══ Supplied data
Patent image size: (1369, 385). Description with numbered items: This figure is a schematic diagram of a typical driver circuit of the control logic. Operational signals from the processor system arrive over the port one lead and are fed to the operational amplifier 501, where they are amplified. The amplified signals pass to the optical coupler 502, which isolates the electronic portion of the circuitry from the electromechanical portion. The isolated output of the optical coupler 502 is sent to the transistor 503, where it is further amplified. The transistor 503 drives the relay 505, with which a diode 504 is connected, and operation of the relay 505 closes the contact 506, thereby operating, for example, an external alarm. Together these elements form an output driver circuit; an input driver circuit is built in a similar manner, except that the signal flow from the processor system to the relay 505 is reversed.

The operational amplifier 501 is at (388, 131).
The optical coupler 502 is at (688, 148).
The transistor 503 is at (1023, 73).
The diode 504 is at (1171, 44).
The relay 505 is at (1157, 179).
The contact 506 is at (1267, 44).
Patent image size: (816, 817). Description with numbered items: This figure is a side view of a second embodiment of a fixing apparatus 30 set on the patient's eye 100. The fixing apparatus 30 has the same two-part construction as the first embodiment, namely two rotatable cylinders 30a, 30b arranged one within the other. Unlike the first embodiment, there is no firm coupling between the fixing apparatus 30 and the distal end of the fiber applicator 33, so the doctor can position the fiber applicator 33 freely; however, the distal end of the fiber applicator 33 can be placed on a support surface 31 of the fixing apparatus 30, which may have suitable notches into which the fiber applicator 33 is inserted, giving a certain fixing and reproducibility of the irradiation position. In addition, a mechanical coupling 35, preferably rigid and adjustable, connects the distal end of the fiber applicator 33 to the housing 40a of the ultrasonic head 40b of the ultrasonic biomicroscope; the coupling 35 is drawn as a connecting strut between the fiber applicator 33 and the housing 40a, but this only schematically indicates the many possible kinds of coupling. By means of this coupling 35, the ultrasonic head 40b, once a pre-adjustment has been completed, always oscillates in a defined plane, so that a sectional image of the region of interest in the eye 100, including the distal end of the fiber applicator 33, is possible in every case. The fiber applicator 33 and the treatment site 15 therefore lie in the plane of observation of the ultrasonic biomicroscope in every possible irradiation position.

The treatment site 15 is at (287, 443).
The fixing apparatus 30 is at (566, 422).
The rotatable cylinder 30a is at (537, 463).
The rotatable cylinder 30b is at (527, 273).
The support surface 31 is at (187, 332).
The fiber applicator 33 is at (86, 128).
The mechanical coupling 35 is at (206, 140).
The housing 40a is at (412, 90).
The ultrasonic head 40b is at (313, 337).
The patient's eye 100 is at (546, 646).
════
What is required: Format the records above as a two-column CSV with the headers record and positions. Give one row per record, with the record's text in one quoted field and its answer in the other, and turn line breaks into spaces.

Written answer:
record,positions
"Patent image size: (1369, 385). Description with numbered items: This figure is a schematic diagram of a typical driver circuit of the control logic. Operational signals from the processor system arrive over the port one lead and are fed to the operational amplifier 501, where they are amplified. The amplified signals pass to the optical coupler 502, which isolates the electronic portion of the circuitry from the electromechanical portion. The isolated output of the optical coupler 502 is sent to the transistor 503, where it is further amplified. The transistor 503 drives the relay 505, with which a diode 504 is connected, and operation of the relay 505 closes the contact 506, thereby operating, for example, an external alarm. Together these elements form an output driver circuit; an input driver circuit is built in a similar manner, except that the signal flow from the processor system to the relay 505 is reversed.","The operational amplifier 501 is at (388, 131). The optical coupler 502 is at (688, 148). The transistor 503 is at (1023, 73). The diode 504 is at (1171, 44). The relay 505 is at (1157, 179). The contact 506 is at (1267, 44)."
"Patent image size: (816, 817). Description with numbered items: This figure is a side view of a second embodiment of a fixing apparatus 30 set on the patient's eye 100. The fixing apparatus 30 has the same two-part construction as the first embodiment, namely two rotatable cylinders 30a, 30b arranged one within the other. Unlike the first embodiment, there is no firm coupling between the fixing apparatus 30 and the distal end of the fiber applicator 33, so the doctor can position the fiber applicator 33 freely; however, the distal end of the fiber applicator 33 can be placed on a support surface 31 of the fixing apparatus 30, which may have suitable notches into which the fiber applicator 33 is inserted, giving a certain fixing and reproducibility of the irradiation position. In addition, a mechanical coupling 35, preferably rigid and adjustable, connects the distal end of the fiber applicator 33 to the housing 40a of the ultrasonic head 40b of the ultrasonic biomicroscope; the coupling 35 is drawn as a connecting strut between the fiber applicator 33 and the housing 40a, but this only schematically indicates the many possible kinds of coupling. By means of this coupling 35, the ultrasonic head 40b, once a pre-adjustment has been completed, always oscillates in a defined plane, so that a sectional image of the region of interest in the eye 100, including the distal end of the fiber applicator 33, is possible in every case. The fiber applicator 33 and the treatment site 15 therefore lie in the plane of observation of the ultrasonic biomicroscope in every possible irradiation position.","The treatment site 15 is at (287, 443). The fixing apparatus 30 is at (566, 422). The rotatable cylinder 30a is at (537, 463). The rotatable cylinder 30b is at (527, 273). The support surface 31 is at (187, 332). The fiber applicator 33 is at (86, 128). The mechanical coupling 35 is at (206, 140). The housing 40a is at (412, 90). The ultrasonic head 40b is at (313, 337). The patient's eye 100 is at (546, 646)."